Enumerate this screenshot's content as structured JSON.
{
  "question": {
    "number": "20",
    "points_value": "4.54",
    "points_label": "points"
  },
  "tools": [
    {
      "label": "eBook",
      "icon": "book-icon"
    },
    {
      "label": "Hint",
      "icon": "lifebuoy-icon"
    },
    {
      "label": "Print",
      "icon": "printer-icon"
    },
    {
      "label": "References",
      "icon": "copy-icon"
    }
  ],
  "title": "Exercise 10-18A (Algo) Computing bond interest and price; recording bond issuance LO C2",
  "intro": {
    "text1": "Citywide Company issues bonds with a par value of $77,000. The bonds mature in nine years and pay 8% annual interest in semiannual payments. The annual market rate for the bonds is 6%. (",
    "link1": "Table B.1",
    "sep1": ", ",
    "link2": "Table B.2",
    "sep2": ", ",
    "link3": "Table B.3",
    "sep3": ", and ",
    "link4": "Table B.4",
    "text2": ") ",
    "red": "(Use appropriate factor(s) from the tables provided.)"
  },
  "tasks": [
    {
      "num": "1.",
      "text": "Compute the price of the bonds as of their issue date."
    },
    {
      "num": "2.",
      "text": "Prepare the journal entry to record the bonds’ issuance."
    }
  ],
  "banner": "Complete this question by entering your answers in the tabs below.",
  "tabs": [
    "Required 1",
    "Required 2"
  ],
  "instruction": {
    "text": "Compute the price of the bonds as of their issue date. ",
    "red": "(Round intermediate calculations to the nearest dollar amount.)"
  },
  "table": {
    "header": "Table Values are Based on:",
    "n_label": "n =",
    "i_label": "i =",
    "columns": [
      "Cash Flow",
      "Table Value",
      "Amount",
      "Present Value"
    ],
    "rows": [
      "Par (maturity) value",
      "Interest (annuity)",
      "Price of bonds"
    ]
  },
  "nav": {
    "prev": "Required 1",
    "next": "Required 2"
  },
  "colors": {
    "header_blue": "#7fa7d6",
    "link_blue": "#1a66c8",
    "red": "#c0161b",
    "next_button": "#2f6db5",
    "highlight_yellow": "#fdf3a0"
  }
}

■ Work to be completed: Each entry above is to be printed again exactly.

■ Reply to the task:
Enumerate this screenshot's content as structured JSON.
{
  "question": {
    "number": "20",
    "points_value": "4.54",
    "points_label": "points"
  },
  "tools": [
    {
      "label": "eBook",
      "icon": "book-icon"
    },
    {
      "label": "Hint",
      "icon": "lifebuoy-icon"
    },
    {
      "label": "Print",
      "icon": "printer-icon"
    },
    {
      "label": "References",
      "icon": "copy-icon"
    }
  ],
  "title": "Exercise 10-18A (Algo) Computing bond interest and price; recording bond issuance LO C2",
  "intro": {
    "text1": "Citywide Company issues bonds with a par value of $77,000. The bonds mature in nine years and pay 8% annual interest in semiannual payments. The annual market rate for the bonds is 6%. (",
    "link1": "Table B.1",
    "sep1": ", ",
    "link2": "Table B.2",
    "sep2": ", ",
    "link3": "Table B.3",
    "sep3": ", and ",
    "link4": "Table B.4",
    "text2": ") ",
    "red": "(Use appropriate factor(s) from the tables provided.)"
  },
  "tasks": [
    {
      "num": "1.",
      "text": "Compute the price of the bonds as of their issue date."
    },
    {
      "num": "2.",
      "text": "Prepare the journal entry to record the bonds’ issuance."
    }
  ],
  "banner": "Complete this question by entering your answers in the tabs below.",
  "tabs": [
    "Required 1",
    "Required 2"
  ],
  "instruction": {
    "text": "Compute the price of the bonds as of their issue date. ",
    "red": "(Round intermediate calculations to the nearest dollar amount.)"
  },
  "table": {
    "header": "Table Values are Based on:",
    "n_label": "n =",
    "i_label": "i =",
    "columns": [
      "Cash Flow",
      "Table Value",
      "Amount",
      "Present Value"
    ],
    "rows": [
      "Par (maturity) value",
      "Interest (annuity)",
      "Price of bonds"
    ]
  },
  "nav": {
    "prev": "Required 1",
    "next": "Required 2"
  },
  "colors": {
    "header_blue": "#7fa7d6",
    "link_blue": "#1a66c8",
    "red": "#c0161b",
    "next_button": "#2f6db5",
    "highlight_yellow": "#fdf3a0"
  }
}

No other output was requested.